• Aim
Produce a verbatim copy of the entries listed below.

• Records provided
[START]

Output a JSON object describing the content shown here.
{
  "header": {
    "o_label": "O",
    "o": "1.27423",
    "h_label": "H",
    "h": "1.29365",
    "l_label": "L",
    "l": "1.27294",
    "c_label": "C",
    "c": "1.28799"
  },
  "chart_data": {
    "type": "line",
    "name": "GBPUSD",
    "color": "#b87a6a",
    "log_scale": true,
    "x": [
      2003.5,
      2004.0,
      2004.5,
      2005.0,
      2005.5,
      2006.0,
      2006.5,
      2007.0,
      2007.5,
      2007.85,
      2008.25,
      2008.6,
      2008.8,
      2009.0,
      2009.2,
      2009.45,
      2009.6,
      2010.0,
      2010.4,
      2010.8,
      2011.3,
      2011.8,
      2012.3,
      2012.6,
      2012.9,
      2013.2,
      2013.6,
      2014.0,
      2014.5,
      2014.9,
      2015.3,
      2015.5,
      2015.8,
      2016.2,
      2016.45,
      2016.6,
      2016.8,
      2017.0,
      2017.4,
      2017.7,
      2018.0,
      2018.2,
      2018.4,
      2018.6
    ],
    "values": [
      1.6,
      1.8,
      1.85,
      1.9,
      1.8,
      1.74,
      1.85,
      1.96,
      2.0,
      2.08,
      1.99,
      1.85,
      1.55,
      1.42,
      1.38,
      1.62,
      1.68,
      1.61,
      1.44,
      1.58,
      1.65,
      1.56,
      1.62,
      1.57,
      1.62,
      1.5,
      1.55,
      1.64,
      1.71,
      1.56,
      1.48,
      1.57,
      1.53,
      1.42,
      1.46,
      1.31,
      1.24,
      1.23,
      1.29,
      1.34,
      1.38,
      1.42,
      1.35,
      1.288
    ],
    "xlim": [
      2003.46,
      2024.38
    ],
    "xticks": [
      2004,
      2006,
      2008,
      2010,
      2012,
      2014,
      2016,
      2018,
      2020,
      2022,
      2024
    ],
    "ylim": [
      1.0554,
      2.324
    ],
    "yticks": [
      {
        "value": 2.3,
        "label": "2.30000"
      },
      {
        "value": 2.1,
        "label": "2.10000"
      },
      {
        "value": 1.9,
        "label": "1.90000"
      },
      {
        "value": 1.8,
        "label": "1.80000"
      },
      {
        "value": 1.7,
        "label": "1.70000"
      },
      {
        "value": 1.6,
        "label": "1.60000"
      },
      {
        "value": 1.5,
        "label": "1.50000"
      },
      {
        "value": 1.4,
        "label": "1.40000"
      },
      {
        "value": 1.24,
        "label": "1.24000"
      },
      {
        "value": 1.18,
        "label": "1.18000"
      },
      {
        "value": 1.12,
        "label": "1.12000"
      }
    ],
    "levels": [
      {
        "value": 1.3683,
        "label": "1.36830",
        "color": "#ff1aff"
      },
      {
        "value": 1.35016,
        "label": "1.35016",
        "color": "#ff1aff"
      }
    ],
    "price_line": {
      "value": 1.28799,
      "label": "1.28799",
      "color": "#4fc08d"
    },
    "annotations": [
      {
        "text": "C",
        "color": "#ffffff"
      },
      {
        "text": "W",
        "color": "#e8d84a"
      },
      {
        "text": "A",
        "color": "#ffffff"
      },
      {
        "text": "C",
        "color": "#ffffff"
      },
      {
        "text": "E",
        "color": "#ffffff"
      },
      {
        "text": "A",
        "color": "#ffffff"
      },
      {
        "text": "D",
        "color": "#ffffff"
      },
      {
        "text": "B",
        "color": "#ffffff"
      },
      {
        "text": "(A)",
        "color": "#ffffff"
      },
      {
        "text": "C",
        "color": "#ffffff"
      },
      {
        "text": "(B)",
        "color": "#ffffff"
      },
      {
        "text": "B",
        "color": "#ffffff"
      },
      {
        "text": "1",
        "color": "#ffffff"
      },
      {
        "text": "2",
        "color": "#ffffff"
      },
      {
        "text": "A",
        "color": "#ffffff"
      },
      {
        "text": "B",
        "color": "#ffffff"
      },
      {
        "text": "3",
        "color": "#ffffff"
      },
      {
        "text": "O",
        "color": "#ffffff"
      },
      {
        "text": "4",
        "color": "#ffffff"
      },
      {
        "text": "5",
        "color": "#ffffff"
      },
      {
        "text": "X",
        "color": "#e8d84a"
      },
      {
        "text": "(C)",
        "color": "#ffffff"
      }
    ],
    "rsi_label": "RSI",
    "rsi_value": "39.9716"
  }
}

[END]

• Exercise result
Output a JSON object describing the content shown here.
{
  "header": {
    "o_label": "O",
    "o": "1.27423",
    "h_label": "H",
    "h": "1.29365",
    "l_label": "L",
    "l": "1.27294",
    "c_label": "C",
    "c": "1.28799"
  },
  "chart_data": {
    "type": "line",
    "name": "GBPUSD",
    "color": "#b87a6a",
    "log_scale": true,
    "x": [
      2003.5,
      2004.0,
      2004.5,
      2005.0,
      2005.5,
      2006.0,
      2006.5,
      2007.0,
      2007.5,
      2007.85,
      2008.25,
      2008.6,
      2008.8,
      2009.0,
      2009.2,
      2009.45,
      2009.6,
      2010.0,
      2010.4,
      2010.8,
      2011.3,
      2011.8,
      2012.3,
      2012.6,
      2012.9,
      2013.2,
      2013.6,
      2014.0,
      2014.5,
      2014.9,
      2015.3,
      2015.5,
      2015.8,
      2016.2,
      2016.45,
      2016.6,
      2016.8,
      2017.0,
      2017.4,
      2017.7,
      2018.0,
      2018.2,
      2018.4,
      2018.6
    ],
    "values": [
      1.6,
      1.8,
      1.85,
      1.9,
      1.8,
      1.74,
      1.85,
      1.96,
      2.0,
      2.08,
      1.99,
      1.85,
      1.55,
      1.42,
      1.38,
      1.62,
      1.68,
      1.61,
      1.44,
      1.58,
      1.65,
      1.56,
      1.62,
      1.57,
      1.62,
      1.5,
      1.55,
      1.64,
      1.71,
      1.56,
      1.48,
      1.57,
      1.53,
      1.42,
      1.46,
      1.31,
      1.24,
      1.23,
      1.29,
      1.34,
      1.38,
      1.42,
      1.35,
      1.288
    ],
    "xlim": [
      2003.46,
      2024.38
    ],
    "xticks": [
      2004,
      2006,
      2008,
      2010,
      2012,
      2014,
      2016,
      2018,
      2020,
      2022,
      2024
    ],
    "ylim": [
      1.0554,
      2.324
    ],
    "yticks": [
      {
        "value": 2.3,
        "label": "2.30000"
      },
      {
        "value": 2.1,
        "label": "2.10000"
      },
      {
        "value": 1.9,
        "label": "1.90000"
      },
      {
        "value": 1.8,
        "label": "1.80000"
      },
      {
        "value": 1.7,
        "label": "1.70000"
      },
      {
        "value": 1.6,
        "label": "1.60000"
      },
      {
        "value": 1.5,
        "label": "1.50000"
      },
      {
        "value": 1.4,
        "label": "1.40000"
      },
      {
        "value": 1.24,
        "label": "1.24000"
      },
      {
        "value": 1.18,
        "label": "1.18000"
      },
      {
        "value": 1.12,
        "label": "1.12000"
      }
    ],
    "levels": [
      {
        "value": 1.3683,
        "label": "1.36830",
        "color": "#ff1aff"
      },
      {
        "value": 1.35016,
        "label": "1.35016",
        "color": "#ff1aff"
      }
    ],
    "price_line": {
      "value": 1.28799,
      "label": "1.28799",
      "color": "#4fc08d"
    },
    "annotations": [
      {
        "text": "C",
        "color": "#ffffff"
      },
      {
        "text": "W",
        "color": "#e8d84a"
      },
      {
        "text": "A",
        "color": "#ffffff"
      },
      {
        "text": "C",
        "color": "#ffffff"
      },
      {
        "text": "E",
        "color": "#ffffff"
      },
      {
        "text": "A",
        "color": "#ffffff"
      },
      {
        "text": "D",
        "color": "#ffffff"
      },
      {
        "text": "B",
        "color": "#ffffff"
      },
      {
        "text": "(A)",
        "color": "#ffffff"
      },
      {
        "text": "C",
        "color": "#ffffff"
      },
      {
        "text": "(B)",
        "color": "#ffffff"
      },
      {
        "text": "B",
        "color": "#ffffff"
      },
      {
        "text": "1",
        "color": "#ffffff"
      },
      {
        "text": "2",
        "color": "#ffffff"
      },
      {
        "text": "A",
        "color": "#ffffff"
      },
      {
        "text": "B",
        "color": "#ffffff"
      },
      {
        "text": "3",
        "color": "#ffffff"
      },
      {
        "text": "O",
        "color": "#ffffff"
      },
      {
        "text": "4",
        "color": "#ffffff"
      },
      {
        "text": "5",
        "color": "#ffffff"
      },
      {
        "text": "X",
        "color": "#e8d84a"
      },
      {
        "text": "(C)",
        "color": "#ffffff"
      }
    ],
    "rsi_label": "RSI",
    "rsi_value": "39.9716"
  }
}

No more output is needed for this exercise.